WORK REQUIRED:
Find how many lines of the listing below include the word "বরসঙ", then report the number by itself.

-- Begin RECORDS SUPPLIED --

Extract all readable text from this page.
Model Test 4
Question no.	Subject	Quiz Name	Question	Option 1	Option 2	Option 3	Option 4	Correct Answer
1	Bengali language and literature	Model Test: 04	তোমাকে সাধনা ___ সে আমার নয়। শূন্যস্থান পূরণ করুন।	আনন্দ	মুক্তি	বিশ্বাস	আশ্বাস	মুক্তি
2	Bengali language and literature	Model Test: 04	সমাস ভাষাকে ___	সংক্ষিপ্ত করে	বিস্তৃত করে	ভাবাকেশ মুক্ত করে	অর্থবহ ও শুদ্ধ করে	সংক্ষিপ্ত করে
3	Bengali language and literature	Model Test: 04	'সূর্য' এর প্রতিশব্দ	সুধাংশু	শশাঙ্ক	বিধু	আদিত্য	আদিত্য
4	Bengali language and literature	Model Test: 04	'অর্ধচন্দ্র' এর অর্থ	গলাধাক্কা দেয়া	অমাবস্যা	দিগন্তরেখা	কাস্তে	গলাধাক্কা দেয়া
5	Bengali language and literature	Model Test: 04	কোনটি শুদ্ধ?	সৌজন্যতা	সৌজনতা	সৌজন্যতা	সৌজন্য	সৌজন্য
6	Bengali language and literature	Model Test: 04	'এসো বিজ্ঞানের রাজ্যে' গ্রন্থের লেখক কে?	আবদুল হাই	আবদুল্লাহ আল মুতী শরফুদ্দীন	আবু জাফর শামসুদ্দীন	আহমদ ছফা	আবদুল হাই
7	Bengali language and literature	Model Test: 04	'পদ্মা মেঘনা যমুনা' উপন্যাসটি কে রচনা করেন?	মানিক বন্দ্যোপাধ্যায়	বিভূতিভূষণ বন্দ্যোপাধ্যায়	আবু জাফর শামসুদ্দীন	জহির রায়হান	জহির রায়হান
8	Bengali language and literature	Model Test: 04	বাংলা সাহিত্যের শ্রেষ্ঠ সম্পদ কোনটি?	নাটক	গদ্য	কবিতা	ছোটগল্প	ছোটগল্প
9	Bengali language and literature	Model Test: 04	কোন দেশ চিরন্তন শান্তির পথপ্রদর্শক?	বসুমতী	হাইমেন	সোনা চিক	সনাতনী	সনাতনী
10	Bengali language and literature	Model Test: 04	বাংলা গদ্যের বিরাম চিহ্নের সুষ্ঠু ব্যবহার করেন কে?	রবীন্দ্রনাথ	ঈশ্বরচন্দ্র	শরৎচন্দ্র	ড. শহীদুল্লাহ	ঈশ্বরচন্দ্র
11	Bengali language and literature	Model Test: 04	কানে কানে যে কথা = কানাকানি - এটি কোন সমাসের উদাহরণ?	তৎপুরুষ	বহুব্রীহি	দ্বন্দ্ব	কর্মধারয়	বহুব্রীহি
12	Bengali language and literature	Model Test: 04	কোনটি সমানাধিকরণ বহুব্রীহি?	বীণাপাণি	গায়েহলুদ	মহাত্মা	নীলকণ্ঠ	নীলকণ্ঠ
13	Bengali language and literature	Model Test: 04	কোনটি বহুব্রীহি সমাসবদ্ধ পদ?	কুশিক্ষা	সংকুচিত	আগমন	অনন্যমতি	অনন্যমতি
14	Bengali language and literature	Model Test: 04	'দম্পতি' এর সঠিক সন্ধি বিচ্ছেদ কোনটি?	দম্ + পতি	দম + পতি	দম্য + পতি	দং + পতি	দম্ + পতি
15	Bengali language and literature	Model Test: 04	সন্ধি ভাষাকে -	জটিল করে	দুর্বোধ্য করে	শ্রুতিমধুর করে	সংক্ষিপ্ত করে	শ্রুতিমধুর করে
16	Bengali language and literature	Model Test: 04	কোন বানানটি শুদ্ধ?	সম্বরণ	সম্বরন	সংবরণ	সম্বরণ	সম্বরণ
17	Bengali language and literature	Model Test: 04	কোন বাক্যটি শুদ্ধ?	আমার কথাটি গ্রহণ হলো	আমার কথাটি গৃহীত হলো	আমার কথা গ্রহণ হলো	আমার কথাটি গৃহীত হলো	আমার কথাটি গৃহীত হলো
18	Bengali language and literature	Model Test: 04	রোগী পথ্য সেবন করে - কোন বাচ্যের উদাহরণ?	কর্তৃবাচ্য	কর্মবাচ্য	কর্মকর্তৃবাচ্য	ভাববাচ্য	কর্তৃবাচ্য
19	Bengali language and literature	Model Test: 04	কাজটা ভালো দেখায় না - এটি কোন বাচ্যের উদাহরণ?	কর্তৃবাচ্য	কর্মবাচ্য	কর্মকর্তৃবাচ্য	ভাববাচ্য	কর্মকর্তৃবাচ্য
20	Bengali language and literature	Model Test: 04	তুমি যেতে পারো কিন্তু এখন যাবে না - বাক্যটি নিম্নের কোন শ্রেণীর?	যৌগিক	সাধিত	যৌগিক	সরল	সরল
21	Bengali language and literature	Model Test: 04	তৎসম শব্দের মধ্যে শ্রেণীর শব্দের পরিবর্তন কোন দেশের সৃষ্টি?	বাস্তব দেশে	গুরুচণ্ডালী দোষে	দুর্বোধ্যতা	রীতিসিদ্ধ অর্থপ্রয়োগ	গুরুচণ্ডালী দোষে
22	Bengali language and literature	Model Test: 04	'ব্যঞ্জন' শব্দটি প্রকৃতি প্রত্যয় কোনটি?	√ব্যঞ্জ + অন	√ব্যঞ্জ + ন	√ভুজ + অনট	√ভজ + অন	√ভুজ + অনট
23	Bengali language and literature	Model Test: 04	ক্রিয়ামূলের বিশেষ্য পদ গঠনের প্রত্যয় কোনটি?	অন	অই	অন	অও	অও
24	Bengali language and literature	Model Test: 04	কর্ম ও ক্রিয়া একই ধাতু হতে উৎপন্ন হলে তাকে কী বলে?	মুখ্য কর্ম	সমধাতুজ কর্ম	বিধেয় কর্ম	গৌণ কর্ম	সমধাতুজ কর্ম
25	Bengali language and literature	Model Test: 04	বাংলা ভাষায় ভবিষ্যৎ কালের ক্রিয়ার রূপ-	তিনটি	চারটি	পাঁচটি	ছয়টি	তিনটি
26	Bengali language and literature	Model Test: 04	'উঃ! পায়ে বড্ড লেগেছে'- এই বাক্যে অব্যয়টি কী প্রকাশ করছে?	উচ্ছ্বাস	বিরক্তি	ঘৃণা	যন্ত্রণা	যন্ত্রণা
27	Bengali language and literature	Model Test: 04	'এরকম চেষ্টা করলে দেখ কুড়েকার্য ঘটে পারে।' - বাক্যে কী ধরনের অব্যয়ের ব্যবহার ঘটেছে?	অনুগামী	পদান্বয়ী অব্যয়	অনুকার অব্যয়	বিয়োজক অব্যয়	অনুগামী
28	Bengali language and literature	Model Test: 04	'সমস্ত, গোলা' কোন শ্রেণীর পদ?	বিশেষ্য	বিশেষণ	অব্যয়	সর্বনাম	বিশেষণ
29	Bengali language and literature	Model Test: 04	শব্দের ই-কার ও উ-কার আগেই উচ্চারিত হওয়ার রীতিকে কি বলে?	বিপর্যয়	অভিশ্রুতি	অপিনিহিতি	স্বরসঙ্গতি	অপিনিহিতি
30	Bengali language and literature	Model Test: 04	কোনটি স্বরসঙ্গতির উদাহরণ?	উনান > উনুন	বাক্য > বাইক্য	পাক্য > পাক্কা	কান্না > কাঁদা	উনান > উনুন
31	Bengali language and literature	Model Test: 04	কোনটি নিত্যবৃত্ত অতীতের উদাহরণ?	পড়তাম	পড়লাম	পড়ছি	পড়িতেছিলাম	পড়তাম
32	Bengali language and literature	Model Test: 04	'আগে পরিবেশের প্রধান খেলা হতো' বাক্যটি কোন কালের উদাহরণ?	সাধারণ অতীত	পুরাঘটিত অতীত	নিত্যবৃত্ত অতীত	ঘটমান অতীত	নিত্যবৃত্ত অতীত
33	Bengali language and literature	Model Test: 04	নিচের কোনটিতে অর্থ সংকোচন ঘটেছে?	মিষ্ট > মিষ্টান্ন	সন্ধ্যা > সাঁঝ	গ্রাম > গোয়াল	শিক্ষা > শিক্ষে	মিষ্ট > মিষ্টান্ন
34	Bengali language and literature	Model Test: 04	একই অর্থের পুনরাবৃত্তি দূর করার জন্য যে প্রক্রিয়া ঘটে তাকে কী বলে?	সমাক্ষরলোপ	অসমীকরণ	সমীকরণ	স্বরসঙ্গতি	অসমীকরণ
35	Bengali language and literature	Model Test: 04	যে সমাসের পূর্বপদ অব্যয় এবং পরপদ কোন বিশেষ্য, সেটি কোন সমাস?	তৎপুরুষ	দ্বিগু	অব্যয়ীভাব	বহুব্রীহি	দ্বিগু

-- End RECORDS SUPPLIED --

WRITTEN ANSWER:
3